- Task directions:
Retype each record below word for word. Leave the pictures out.
● ● ● ● ●
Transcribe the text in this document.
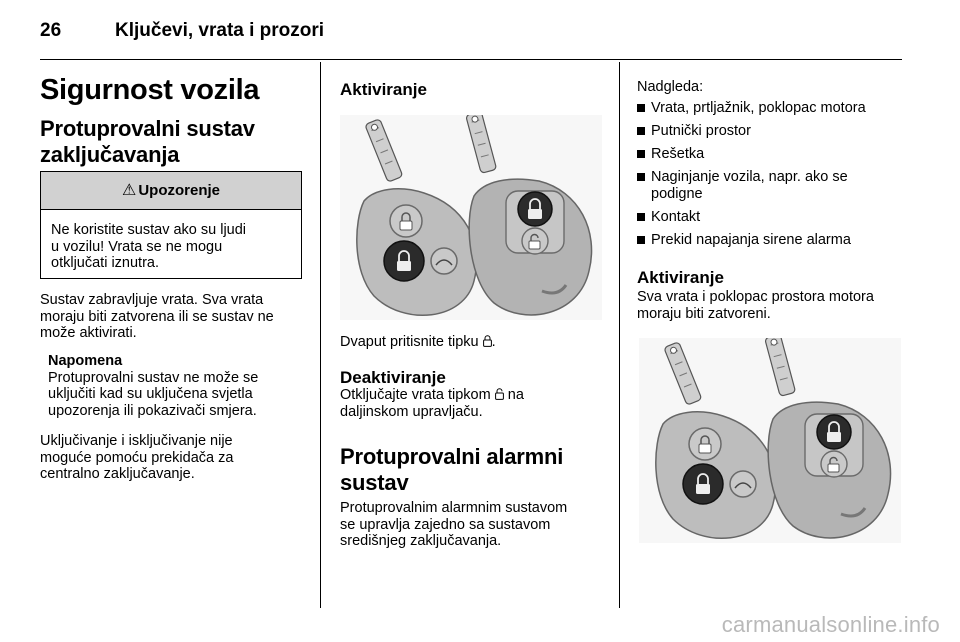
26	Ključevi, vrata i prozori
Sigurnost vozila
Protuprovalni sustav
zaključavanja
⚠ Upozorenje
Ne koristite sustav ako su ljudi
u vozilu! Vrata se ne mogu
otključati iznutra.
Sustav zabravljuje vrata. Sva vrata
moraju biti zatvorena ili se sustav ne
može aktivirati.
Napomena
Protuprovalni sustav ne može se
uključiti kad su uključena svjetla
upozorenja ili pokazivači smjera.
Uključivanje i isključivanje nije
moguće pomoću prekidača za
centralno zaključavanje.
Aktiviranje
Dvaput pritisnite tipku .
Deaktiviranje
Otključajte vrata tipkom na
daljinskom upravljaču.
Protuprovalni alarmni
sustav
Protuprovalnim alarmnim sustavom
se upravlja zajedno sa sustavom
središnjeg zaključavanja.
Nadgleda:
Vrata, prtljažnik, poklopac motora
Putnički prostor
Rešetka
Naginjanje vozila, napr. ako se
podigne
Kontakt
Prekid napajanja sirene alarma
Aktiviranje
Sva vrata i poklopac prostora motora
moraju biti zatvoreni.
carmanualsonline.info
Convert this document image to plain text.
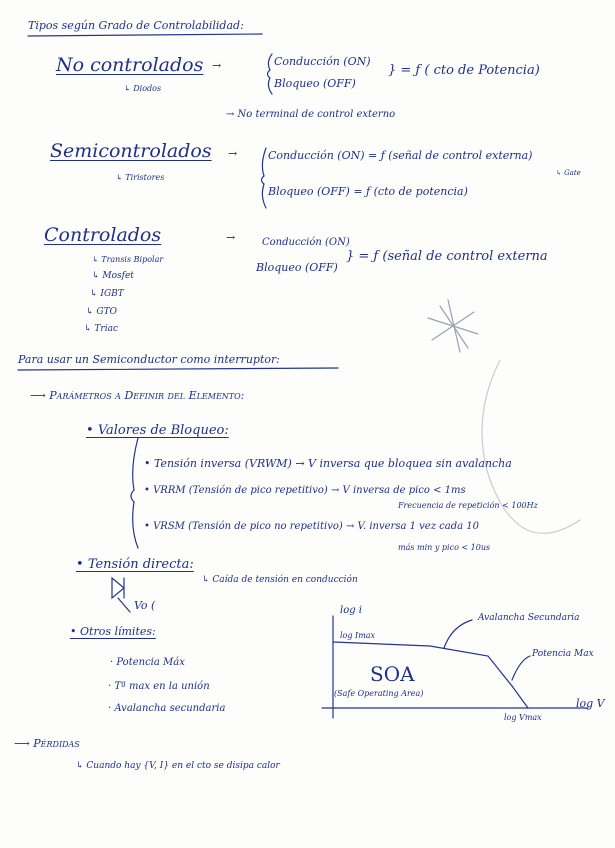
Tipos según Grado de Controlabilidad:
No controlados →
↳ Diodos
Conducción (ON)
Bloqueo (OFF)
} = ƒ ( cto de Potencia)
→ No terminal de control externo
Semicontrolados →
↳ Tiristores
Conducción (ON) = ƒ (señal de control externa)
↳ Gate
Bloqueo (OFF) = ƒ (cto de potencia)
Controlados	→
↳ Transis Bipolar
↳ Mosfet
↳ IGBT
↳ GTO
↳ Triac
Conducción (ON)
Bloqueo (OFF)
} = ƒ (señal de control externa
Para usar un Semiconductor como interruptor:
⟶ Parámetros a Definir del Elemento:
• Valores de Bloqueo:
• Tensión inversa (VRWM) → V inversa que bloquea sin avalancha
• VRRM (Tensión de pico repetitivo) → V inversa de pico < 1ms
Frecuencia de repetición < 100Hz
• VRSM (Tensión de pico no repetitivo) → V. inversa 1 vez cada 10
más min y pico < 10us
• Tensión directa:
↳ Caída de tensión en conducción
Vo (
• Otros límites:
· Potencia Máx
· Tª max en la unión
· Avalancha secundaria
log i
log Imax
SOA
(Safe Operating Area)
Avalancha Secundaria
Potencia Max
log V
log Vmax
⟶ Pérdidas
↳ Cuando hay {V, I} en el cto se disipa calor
● ● ● ● ●
- Right answer:
Transcribe the text in this document.
26	Ključevi, vrata i prozori
Sigurnost vozila
Protuprovalni sustav
zaključavanja
⚠ Upozorenje
Ne koristite sustav ako su ljudi
u vozilu! Vrata se ne mogu
otključati iznutra.
Sustav zabravljuje vrata. Sva vrata
moraju biti zatvorena ili se sustav ne
može aktivirati.
Napomena
Protuprovalni sustav ne može se
uključiti kad su uključena svjetla
upozorenja ili pokazivači smjera.
Uključivanje i isključivanje nije
moguće pomoću prekidača za
centralno zaključavanje.
Aktiviranje
Dvaput pritisnite tipku .
Deaktiviranje
Otključajte vrata tipkom na
daljinskom upravljaču.
Protuprovalni alarmni
sustav
Protuprovalnim alarmnim sustavom
se upravlja zajedno sa sustavom
središnjeg zaključavanja.
Nadgleda:
Vrata, prtljažnik, poklopac motora
Putnički prostor
Rešetka
Naginjanje vozila, napr. ako se
podigne
Kontakt
Prekid napajanja sirene alarma
Aktiviranje
Sva vrata i poklopac prostora motora
moraju biti zatvoreni.
carmanualsonline.info
Convert this document image to plain text.
Tipos según Grado de Controlabilidad:
No controlados →
↳ Diodos
Conducción (ON)
Bloqueo (OFF)
} = ƒ ( cto de Potencia)
→ No terminal de control externo
Semicontrolados →
↳ Tiristores
Conducción (ON) = ƒ (señal de control externa)
↳ Gate
Bloqueo (OFF) = ƒ (cto de potencia)
Controlados	→
↳ Transis Bipolar
↳ Mosfet
↳ IGBT
↳ GTO
↳ Triac
Conducción (ON)
Bloqueo (OFF)
} = ƒ (señal de control externa
Para usar un Semiconductor como interruptor:
⟶ Parámetros a Definir del Elemento:
• Valores de Bloqueo:
• Tensión inversa (VRWM) → V inversa que bloquea sin avalancha
• VRRM (Tensión de pico repetitivo) → V inversa de pico < 1ms
Frecuencia de repetición < 100Hz
• VRSM (Tensión de pico no repetitivo) → V. inversa 1 vez cada 10
más min y pico < 10us
• Tensión directa:
↳ Caída de tensión en conducción
Vo (
• Otros límites:
· Potencia Máx
· Tª max en la unión
· Avalancha secundaria
log i
log Imax
SOA
(Safe Operating Area)
Avalancha Secundaria
Potencia Max
log V
log Vmax
⟶ Pérdidas
↳ Cuando hay {V, I} en el cto se disipa calor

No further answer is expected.